**The exercise:**
Copy out all lines of the records in which the word "capacity" appears.

── Available records

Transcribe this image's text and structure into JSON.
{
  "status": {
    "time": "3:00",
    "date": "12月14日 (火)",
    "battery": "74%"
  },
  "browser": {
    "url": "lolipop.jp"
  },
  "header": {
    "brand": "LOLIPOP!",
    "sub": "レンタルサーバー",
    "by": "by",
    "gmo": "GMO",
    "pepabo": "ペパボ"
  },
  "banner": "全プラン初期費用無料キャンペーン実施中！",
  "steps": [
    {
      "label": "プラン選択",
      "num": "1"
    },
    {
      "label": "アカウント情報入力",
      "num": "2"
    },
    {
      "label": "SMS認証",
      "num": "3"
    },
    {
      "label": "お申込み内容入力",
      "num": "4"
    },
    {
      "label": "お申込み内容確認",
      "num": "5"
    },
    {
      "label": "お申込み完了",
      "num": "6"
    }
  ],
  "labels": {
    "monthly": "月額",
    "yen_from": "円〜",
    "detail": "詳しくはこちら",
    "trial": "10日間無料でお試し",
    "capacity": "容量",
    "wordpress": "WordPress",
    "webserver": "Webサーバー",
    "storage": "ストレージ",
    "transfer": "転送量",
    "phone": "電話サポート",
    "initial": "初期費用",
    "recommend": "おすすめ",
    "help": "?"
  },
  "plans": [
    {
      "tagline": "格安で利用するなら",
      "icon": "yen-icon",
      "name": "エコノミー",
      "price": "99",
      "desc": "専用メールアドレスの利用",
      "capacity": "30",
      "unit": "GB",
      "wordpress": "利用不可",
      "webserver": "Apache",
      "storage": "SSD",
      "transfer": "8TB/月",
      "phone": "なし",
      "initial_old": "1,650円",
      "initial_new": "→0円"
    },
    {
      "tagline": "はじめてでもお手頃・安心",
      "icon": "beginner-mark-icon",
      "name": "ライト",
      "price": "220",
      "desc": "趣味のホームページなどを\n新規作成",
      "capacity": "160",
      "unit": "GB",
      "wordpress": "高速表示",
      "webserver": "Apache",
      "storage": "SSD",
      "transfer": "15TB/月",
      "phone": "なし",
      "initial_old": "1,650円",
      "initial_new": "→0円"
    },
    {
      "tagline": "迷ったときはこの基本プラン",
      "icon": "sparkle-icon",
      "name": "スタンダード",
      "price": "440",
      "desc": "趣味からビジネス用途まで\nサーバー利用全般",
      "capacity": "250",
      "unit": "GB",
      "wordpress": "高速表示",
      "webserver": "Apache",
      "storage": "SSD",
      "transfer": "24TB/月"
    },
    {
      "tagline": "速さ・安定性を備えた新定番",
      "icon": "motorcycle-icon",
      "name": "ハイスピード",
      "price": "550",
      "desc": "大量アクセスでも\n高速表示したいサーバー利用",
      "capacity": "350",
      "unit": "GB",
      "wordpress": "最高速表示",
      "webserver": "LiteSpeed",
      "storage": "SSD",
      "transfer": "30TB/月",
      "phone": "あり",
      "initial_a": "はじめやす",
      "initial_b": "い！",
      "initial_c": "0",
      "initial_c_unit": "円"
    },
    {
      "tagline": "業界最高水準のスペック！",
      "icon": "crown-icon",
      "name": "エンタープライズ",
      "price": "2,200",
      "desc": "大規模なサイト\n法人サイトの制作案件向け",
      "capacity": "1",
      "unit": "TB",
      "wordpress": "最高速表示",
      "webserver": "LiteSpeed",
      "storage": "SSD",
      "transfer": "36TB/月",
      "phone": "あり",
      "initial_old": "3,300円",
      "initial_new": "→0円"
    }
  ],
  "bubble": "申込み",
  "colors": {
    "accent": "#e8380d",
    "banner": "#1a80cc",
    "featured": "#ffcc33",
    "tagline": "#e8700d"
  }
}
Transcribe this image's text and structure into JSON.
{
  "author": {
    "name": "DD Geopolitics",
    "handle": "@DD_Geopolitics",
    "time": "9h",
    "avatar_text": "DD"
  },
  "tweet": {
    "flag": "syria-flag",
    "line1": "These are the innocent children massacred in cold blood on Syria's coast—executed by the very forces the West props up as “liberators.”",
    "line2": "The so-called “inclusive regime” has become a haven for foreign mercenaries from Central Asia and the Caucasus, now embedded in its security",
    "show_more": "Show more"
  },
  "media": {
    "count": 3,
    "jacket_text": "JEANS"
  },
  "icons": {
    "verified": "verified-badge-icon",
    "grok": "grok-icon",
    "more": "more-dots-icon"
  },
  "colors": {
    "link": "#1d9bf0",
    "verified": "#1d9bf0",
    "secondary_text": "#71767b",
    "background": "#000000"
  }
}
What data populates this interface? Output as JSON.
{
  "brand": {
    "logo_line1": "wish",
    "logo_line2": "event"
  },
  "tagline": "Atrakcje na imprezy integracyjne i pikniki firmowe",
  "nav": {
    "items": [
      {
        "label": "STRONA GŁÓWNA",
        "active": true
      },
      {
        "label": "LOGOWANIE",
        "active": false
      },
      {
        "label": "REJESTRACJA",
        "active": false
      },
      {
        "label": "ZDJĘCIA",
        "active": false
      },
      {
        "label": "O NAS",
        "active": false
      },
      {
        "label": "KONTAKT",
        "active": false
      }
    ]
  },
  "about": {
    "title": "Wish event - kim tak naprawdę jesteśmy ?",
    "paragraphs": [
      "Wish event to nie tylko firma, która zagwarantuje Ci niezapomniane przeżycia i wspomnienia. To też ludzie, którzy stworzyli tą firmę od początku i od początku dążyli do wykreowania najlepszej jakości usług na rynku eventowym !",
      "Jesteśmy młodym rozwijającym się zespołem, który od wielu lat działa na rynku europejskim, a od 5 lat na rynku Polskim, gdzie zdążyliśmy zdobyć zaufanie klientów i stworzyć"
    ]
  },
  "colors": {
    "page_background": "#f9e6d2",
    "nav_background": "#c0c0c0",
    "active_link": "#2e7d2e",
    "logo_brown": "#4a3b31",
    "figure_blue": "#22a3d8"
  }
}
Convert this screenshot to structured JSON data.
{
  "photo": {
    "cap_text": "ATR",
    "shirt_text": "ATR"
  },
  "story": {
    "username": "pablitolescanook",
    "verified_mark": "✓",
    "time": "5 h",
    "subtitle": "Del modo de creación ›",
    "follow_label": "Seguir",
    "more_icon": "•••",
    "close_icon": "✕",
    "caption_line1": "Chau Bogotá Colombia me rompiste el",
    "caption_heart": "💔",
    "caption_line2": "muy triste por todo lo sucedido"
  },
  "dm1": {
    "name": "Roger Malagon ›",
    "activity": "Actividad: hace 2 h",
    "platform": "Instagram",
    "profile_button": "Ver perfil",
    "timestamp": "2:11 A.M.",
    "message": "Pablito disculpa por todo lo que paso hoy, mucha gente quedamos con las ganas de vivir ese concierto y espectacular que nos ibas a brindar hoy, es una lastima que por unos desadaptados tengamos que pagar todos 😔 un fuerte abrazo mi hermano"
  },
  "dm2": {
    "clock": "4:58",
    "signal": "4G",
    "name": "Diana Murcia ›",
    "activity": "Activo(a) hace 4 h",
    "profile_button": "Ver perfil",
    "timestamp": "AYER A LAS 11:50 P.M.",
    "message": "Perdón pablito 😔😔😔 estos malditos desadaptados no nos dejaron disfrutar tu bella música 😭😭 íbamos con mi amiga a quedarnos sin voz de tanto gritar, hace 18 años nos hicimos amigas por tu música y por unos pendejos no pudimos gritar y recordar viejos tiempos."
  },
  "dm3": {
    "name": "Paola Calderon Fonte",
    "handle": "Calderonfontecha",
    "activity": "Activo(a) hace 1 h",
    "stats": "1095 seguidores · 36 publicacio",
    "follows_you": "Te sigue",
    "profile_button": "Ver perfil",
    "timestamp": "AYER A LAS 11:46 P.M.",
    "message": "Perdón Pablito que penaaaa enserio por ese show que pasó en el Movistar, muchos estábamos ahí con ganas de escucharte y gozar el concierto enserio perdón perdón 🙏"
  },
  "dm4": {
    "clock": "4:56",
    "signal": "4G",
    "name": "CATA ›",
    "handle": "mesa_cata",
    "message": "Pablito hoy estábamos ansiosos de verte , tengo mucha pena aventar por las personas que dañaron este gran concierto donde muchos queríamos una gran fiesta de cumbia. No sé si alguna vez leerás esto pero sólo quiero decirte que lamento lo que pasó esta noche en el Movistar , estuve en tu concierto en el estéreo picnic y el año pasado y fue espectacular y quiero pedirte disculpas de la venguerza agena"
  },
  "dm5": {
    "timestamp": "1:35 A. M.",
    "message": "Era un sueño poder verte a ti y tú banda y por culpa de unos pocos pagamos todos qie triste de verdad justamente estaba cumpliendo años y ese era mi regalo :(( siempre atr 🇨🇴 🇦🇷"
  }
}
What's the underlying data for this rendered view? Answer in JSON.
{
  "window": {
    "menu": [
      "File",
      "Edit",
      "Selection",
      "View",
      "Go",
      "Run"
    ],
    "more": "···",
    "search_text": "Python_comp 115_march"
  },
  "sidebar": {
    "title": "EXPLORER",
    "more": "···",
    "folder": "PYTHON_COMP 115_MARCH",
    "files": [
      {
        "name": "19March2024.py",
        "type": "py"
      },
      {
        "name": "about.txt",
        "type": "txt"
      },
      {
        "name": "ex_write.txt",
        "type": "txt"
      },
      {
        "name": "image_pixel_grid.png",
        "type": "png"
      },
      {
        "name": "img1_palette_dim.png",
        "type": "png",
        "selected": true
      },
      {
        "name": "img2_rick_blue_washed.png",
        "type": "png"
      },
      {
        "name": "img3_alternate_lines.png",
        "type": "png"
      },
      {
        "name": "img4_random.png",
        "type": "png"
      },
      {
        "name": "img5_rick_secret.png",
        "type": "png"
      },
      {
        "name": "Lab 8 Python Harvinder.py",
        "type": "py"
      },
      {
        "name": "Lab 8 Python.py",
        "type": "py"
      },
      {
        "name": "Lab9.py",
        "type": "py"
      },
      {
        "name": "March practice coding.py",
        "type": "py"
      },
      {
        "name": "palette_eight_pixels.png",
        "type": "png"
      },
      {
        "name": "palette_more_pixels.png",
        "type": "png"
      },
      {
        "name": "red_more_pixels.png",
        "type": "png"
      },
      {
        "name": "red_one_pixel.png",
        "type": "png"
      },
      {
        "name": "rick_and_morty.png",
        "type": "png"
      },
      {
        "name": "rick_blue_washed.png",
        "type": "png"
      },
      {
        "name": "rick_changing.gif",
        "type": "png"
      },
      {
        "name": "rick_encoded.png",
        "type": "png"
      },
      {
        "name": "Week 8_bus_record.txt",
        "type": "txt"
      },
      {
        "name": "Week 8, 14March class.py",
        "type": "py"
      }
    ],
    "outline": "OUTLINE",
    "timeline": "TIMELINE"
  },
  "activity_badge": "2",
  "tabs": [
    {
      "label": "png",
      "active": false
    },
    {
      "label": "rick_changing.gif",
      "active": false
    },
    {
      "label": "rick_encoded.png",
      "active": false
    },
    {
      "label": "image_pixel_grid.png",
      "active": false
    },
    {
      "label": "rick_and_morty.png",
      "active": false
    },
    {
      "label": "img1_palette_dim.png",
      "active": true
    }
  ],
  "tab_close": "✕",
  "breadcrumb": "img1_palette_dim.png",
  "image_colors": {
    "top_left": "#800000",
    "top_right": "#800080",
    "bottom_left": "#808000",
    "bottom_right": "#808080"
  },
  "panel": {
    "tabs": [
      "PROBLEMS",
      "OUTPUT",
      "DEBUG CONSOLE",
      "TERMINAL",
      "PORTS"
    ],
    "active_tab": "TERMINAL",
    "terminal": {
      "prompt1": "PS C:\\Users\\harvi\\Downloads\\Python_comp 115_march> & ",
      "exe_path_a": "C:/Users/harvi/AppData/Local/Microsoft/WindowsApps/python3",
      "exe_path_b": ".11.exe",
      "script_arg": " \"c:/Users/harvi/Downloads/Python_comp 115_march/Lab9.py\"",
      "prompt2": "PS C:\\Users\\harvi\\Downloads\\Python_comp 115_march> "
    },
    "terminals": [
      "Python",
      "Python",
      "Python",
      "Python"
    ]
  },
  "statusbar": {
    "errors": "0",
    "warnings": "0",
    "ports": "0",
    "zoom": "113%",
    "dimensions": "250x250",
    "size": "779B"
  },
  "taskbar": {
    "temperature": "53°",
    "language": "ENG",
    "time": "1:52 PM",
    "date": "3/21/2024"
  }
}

────

**Final result:**
    "capacity": "容量",
      "capacity": "30",
      "capacity": "160",
      "capacity": "250",
      "capacity": "350",
      "capacity": "1",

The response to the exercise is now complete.